-- Given request --
Extract, from the listing that follows, each line containing the word "debbono".

Stored items:
________
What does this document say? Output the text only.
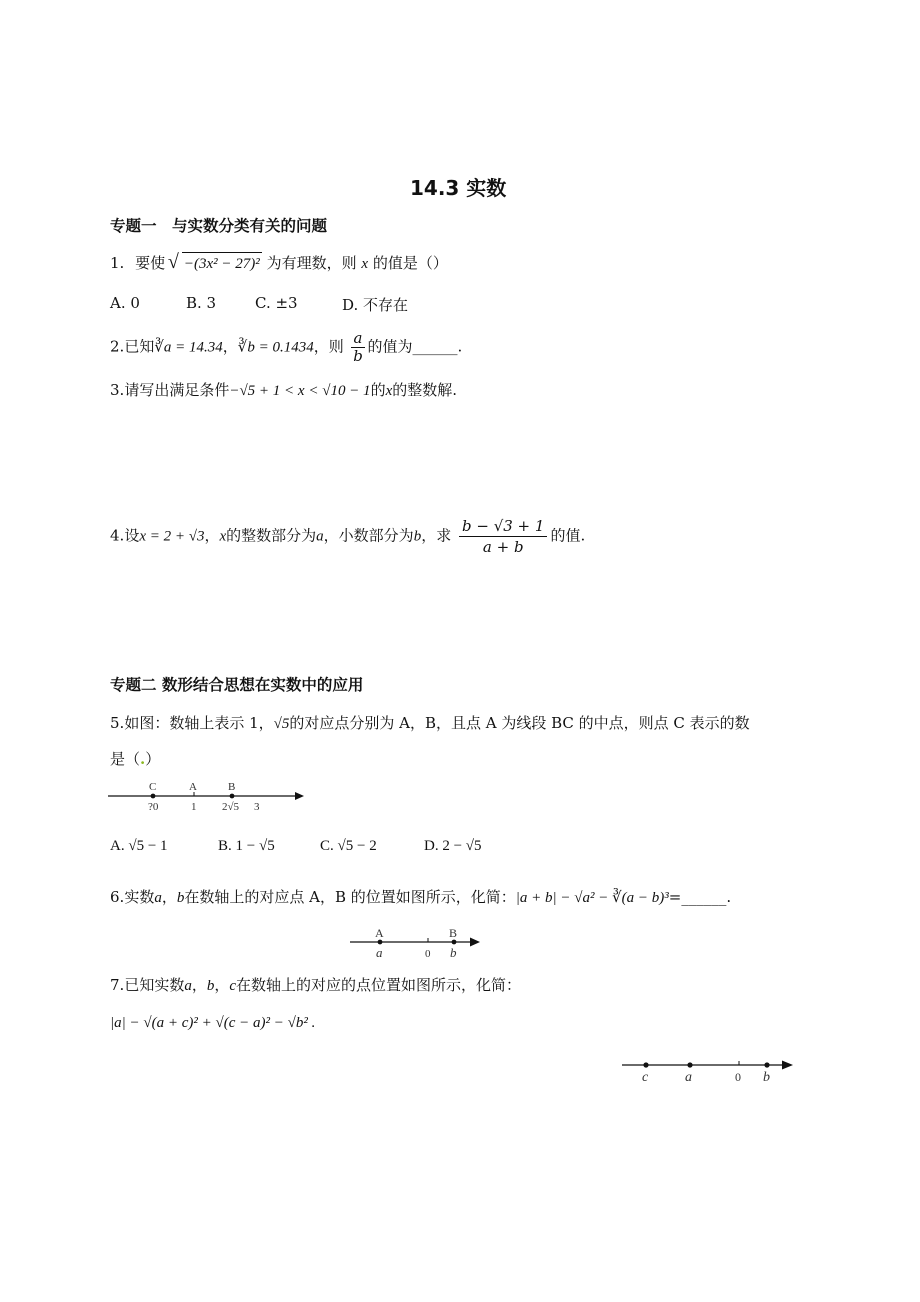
14.3 实数
专题一　与实数分类有关的问题
1. 要使 −(3x² − 27)²
√	为有理数，则 x 的值是（）
A. 0	B. 3	C. ±3	D. 不存在
2.已知∛a = 14.34，∛b = 0.1434，则 $\frac{a}{b}$ 的值为______.
3.请写出满足条件−√5 + 1 < x < √10 − 1的x的整数解.
4.设x = 2 + √3，x的整数部分为a，小数部分为b，求 $\frac{b - √3 + 1}{a + b}$ 的值.
专题二 数形结合思想在实数中的应用
5.如图：数轴上表示 1，√5的对应点分别为 A，B，且点 A 为线段 BC 的中点，则点 C 表示的数
是（.）
C	A	B
?0	1 2√5 3
A. √5 − 1	B. 1 − √5	C. √5 − 2	D. 2 − √5
6.实数a，b在数轴上的对应点 A，B 的位置如图所示，化简：|a + b| − √a² − ∛(a − b)³=______.
A	B
a	0 b
7.已知实数a，b，c在数轴上的对应的点位置如图所示，化简：
|a| − √(a + c)² + √(c − a)² − √b² .
c	a	0 b
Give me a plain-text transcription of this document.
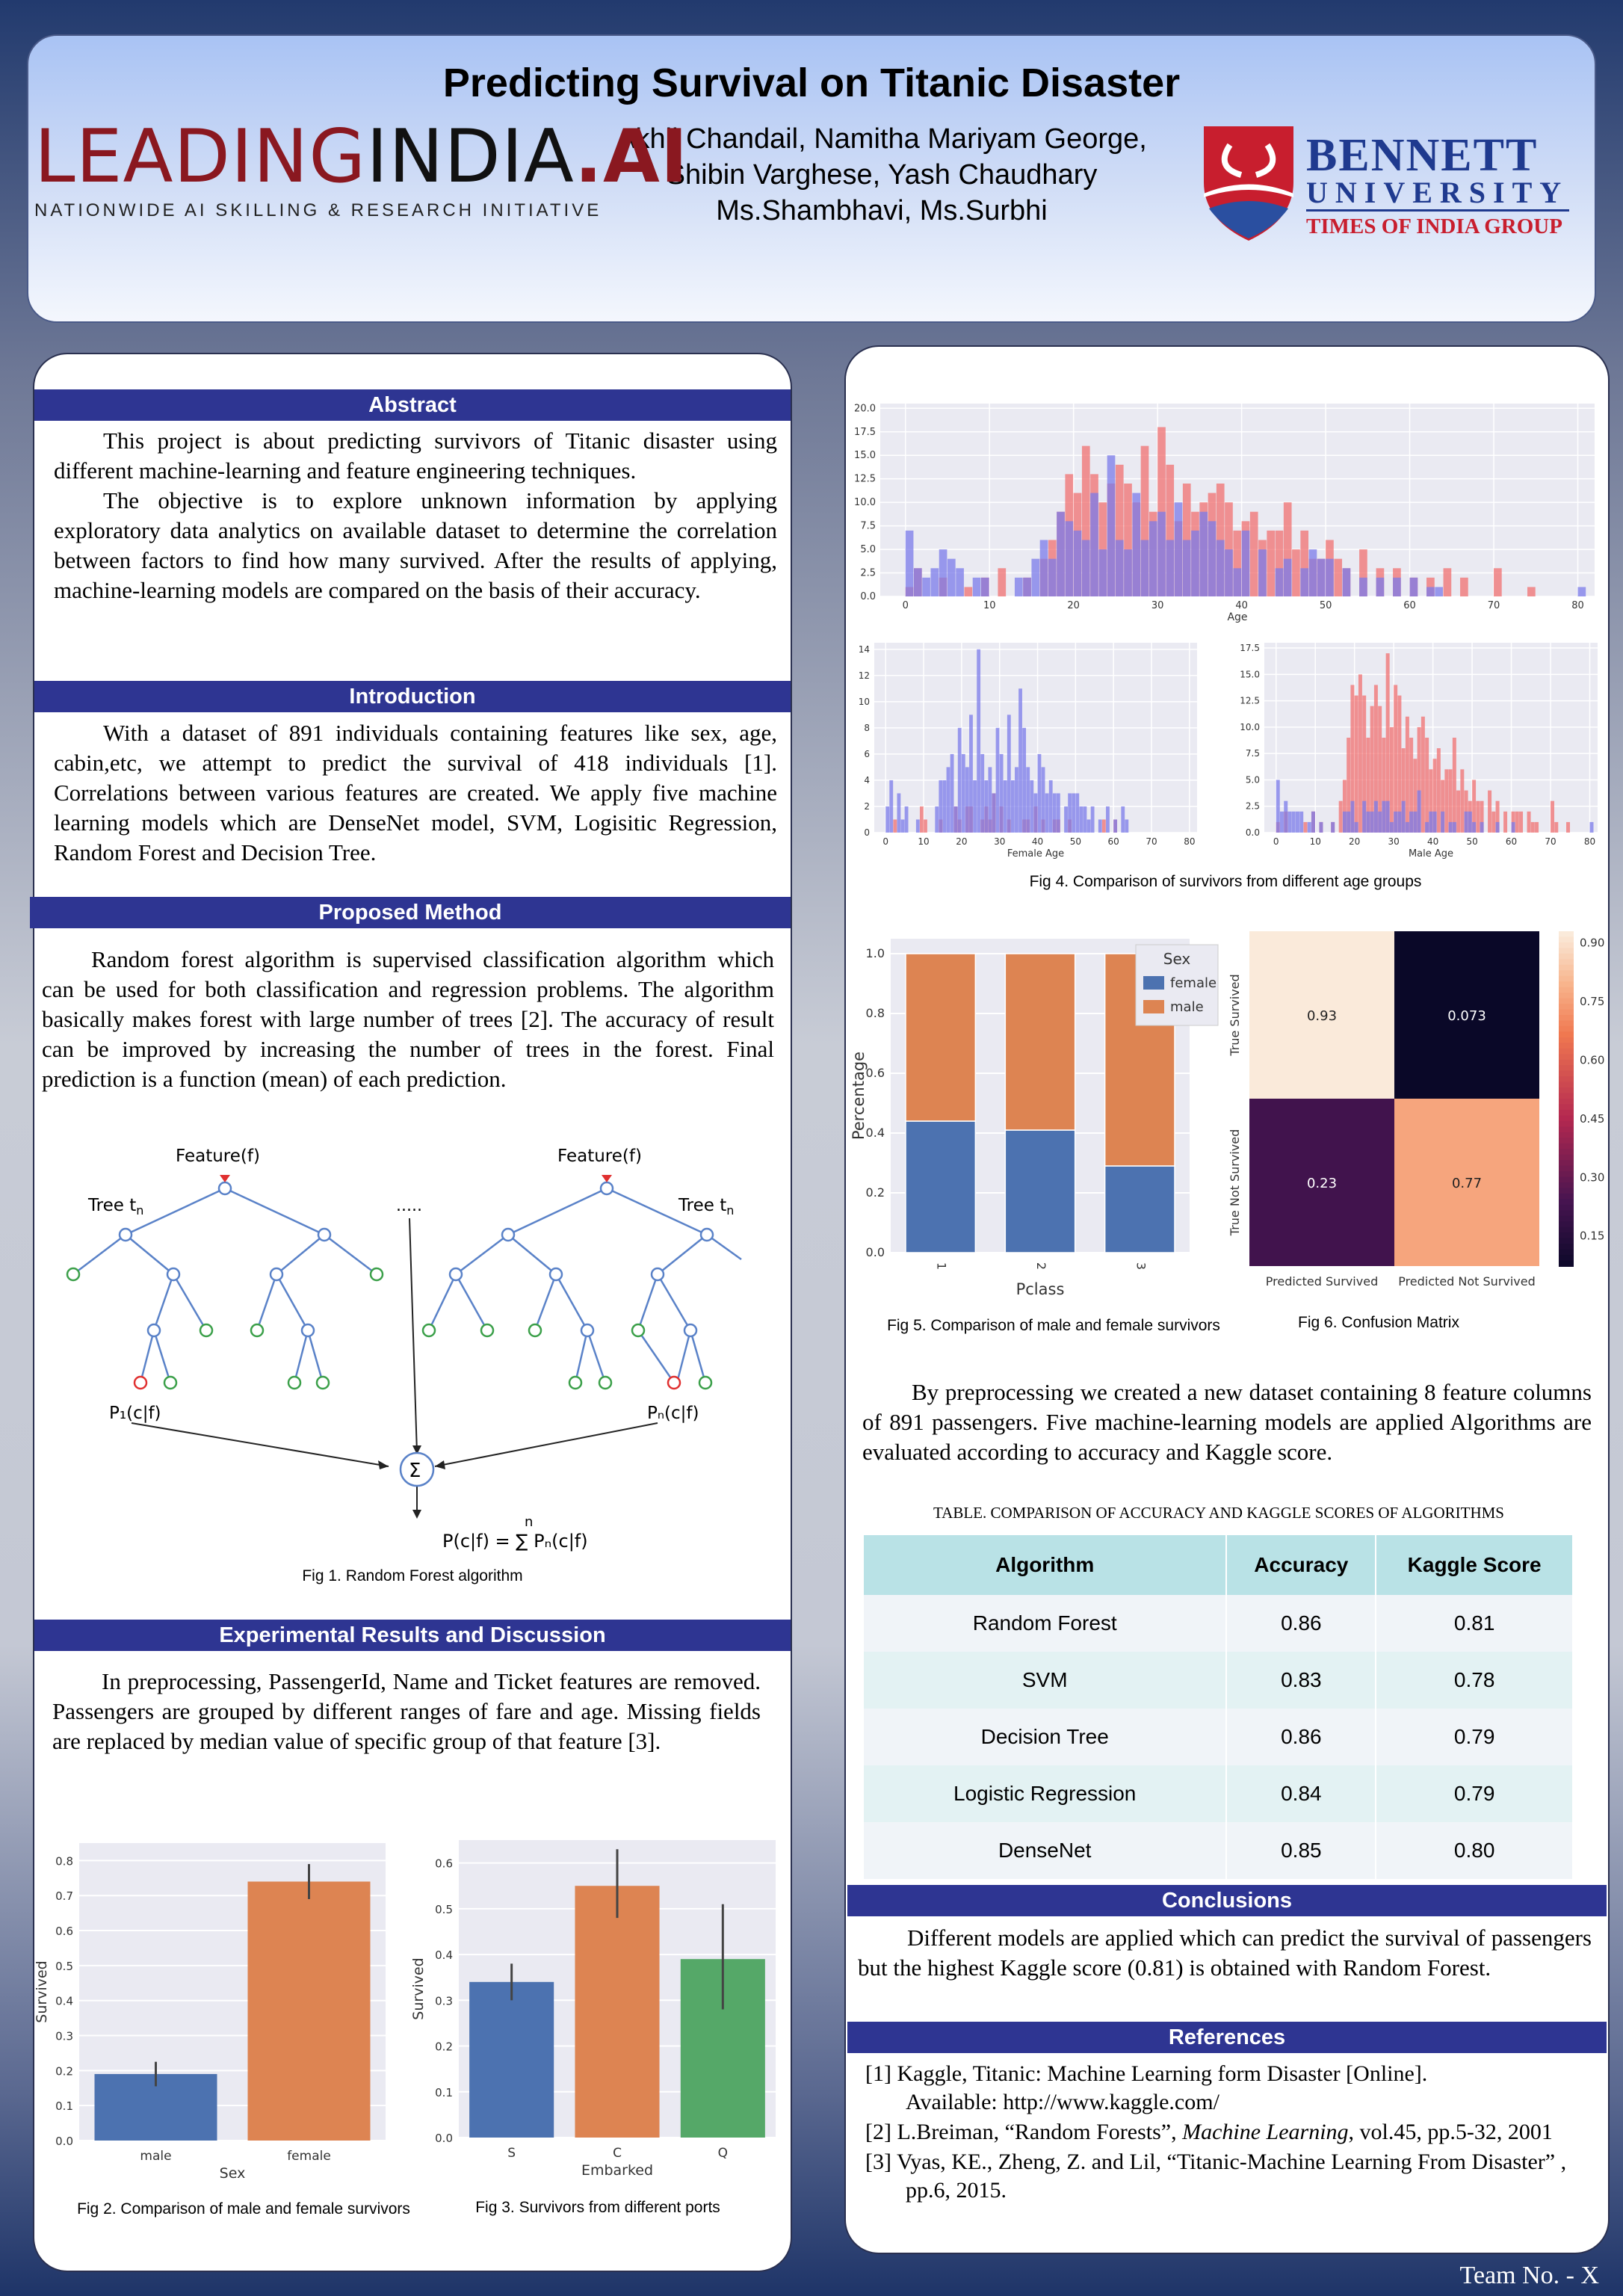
Predicting Survival on Titanic Disaster
Akhil Chandail, Namitha Mariyam George,
Shibin Varghese, Yash Chaudhary
Ms.Shambhavi, Ms.Surbhi
LEADINGINDIA.AI
NATIONWIDE AI SKILLING & RESEARCH INITIATIVE
BENNETT
UNIVERSITY
TIMES OF INDIA GROUP
Abstract

This project is about predicting survivors of Titanic disaster using different machine-learning and feature engineering techniques.

The objective is to explore unknown information by applying exploratory data analytics on available dataset to determine the correlation between factors to find how many survived. After the results of applying, machine-learning models are compared on the basis of their accuracy.

Introduction

With a dataset of 891 individuals containing features like sex, age, cabin,etc, we attempt to predict the survival of 418 individuals [1]. Correlations between various features are created. We apply five machine learning models which are DenseNet model, SVM, Logisitic Regression, Random Forest and Decision Tree.

Proposed Method

Random forest algorithm is supervised classification algorithm which can be used for both classification and regression problems. The algorithm basically makes forest with large number of trees [2]. The accuracy of result can be improved by increasing the number of trees in the forest. Final prediction is a function (mean) of each prediction.

Feature(f)	Feature(f)
Tree $t_n$	Tree $t_n$
.....
P₁(c|f)	Pₙ(c|f)
Σ
n
P(c|f) = ∑ Pₙ(c|f)
Fig 1. Random Forest algorithm
Experimental Results and Discussion

In preprocessing, PassengerId, Name and Ticket features are removed. Passengers are grouped by different ranges of fare and age. Missing fields are replaced by median value of specific group of that feature [3].

0.0
0.1
0.2
0.3
0.4
0.5
0.6
0.7
0.8
male	female
Sex
Survived
0.0
0.1
0.2
0.3
0.4
0.5
0.6
S	C	Q
Embarked
Survived
Fig 2. Comparison of male and female survivors	Fig 3. Survivors from different ports
0.0
2.5
5.0
7.5
10.0
12.5
15.0
17.5
20.0
0	10	20	30	40	50	60	70	80
Age
0
2
4
6
8
10
12
14
0	10	20	30	40	50	60	70	80
Female Age
0.0
2.5
5.0
7.5
10.0
12.5
15.0
17.5
0	10	20	30	40	50	60	70	80
Male Age
Fig 4. Comparison of survivors from different age groups
0.0
0.2
0.4
0.6
0.8
1.0
1	2	3
Pclass
Percentage
Sex
female
male
0.93	0.073
0.23	0.77
True Survived
True Not Survived
Predicted Survived Predicted Not Survived
0.90
0.75
0.60
0.45
0.30
0.15
Fig 5. Comparison of male and female survivors	Fig 6. Confusion Matrix

By preprocessing we created a new dataset containing 8 feature columns of 891 passengers. Five machine-learning models are applied Algorithms are evaluated according to accuracy and Kaggle score.

TABLE. COMPARISON OF ACCURACY AND KAGGLE SCORES OF ALGORITHMS
Algorithm	Accuracy	Kaggle Score
Random Forest	0.86	0.81
SVM	0.83	0.78
Decision Tree	0.86	0.79
Logistic Regression	0.84	0.79
DenseNet	0.85	0.80
Conclusions

Different models are applied which can predict the survival of passengers but the highest Kaggle score (0.81) is obtained with Random Forest.

References
[1] Kaggle, Titanic: Machine Learning form Disaster [Online].
Available: http://www.kaggle.com/
[2] L.Breiman, “Random Forests”, Machine Learning, vol.45, pp.5-32, 2001
[3] Vyas, KE., Zheng, Z. and Lil, “Titanic-Machine Learning From Disaster” , pp.6, 2015.
Team No. - X
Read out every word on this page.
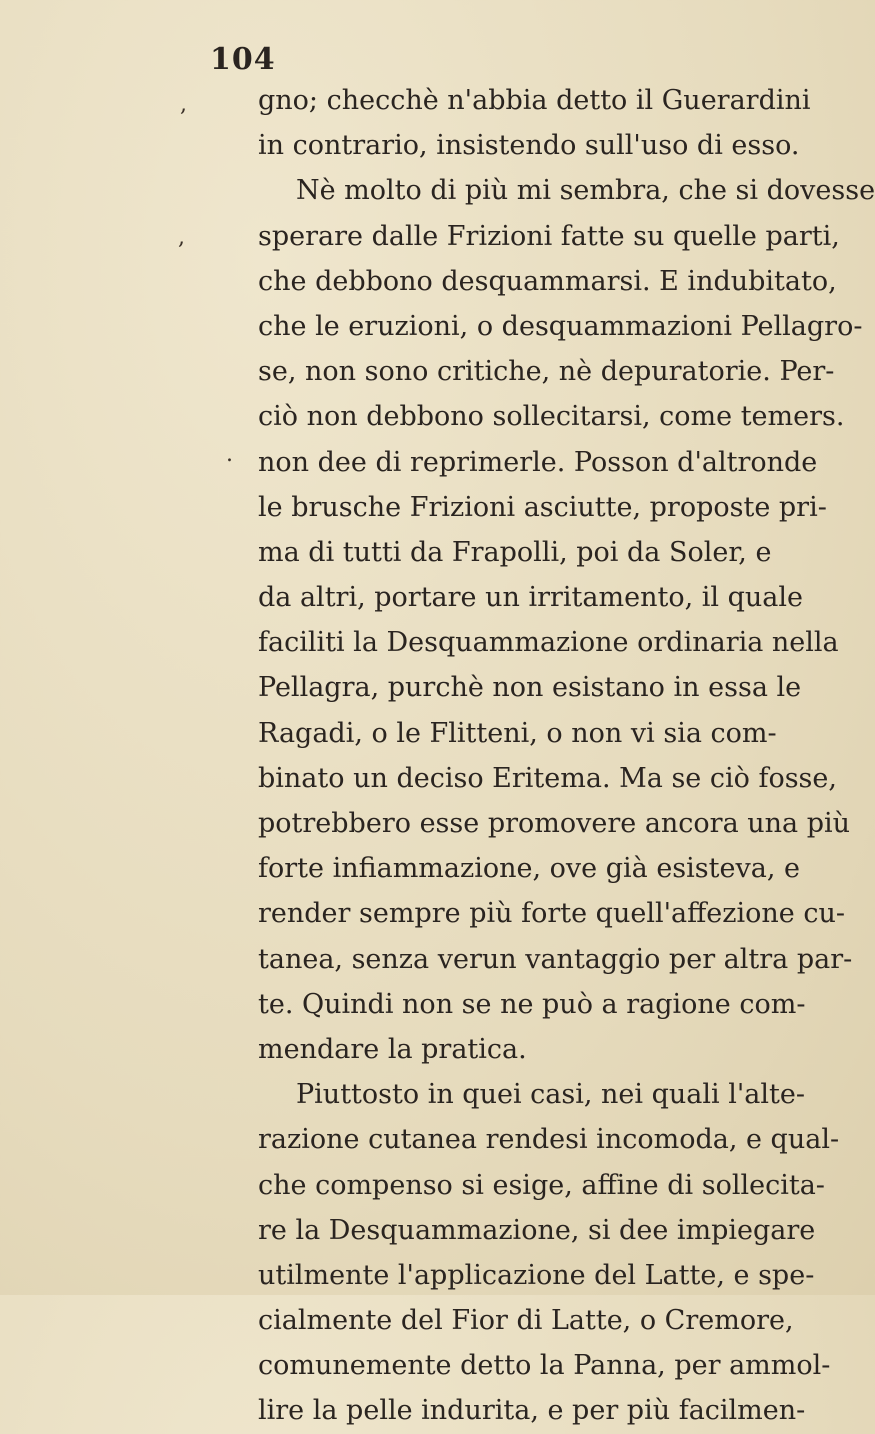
,
,
.
104
gno; checchè n'abbia detto il Guerardini
in contrario, insistendo sull'uso di esso.
Nè molto di più mi sembra, che si dovesse
sperare dalle Frizioni fatte su quelle parti,
che debbono desquammarsi. E indubitato,
che le eruzioni, o desquammazioni Pellagro-
se, non sono critiche, nè depuratorie. Per-
ciò non debbono sollecitarsi, come temers.
non dee di reprimerle. Posson d'altronde
le brusche Frizioni asciutte, proposte pri-
ma di tutti da Frapolli, poi da Soler, e
da altri, portare un irritamento, il quale
faciliti la Desquammazione ordinaria nella
Pellagra, purchè non esistano in essa le
Ragadi, o le Flitteni, o non vi sia com-
binato un deciso Eritema. Ma se ciò fosse,
potrebbero esse promovere ancora una più
forte infiammazione, ove già esisteva, e
render sempre più forte quell'affezione cu-
tanea, senza verun vantaggio per altra par-
te. Quindi non se ne può a ragione com-
mendare la pratica.
Piuttosto in quei casi, nei quali l'alte-
razione cutanea rendesi incomoda, e qual-
che compenso si esige, affine di sollecita-
re la Desquammazione, si dee impiegare
utilmente l'applicazione del Latte, e spe-
cialmente del Fior di Latte, o Cremore,
comunemente detto la Panna, per ammol-
lire la pelle indurita, e per più facilmen-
________
-- Finished answer --
che debbono desquammarsi. E indubitato,
ciò non debbono sollecitarsi, come temers.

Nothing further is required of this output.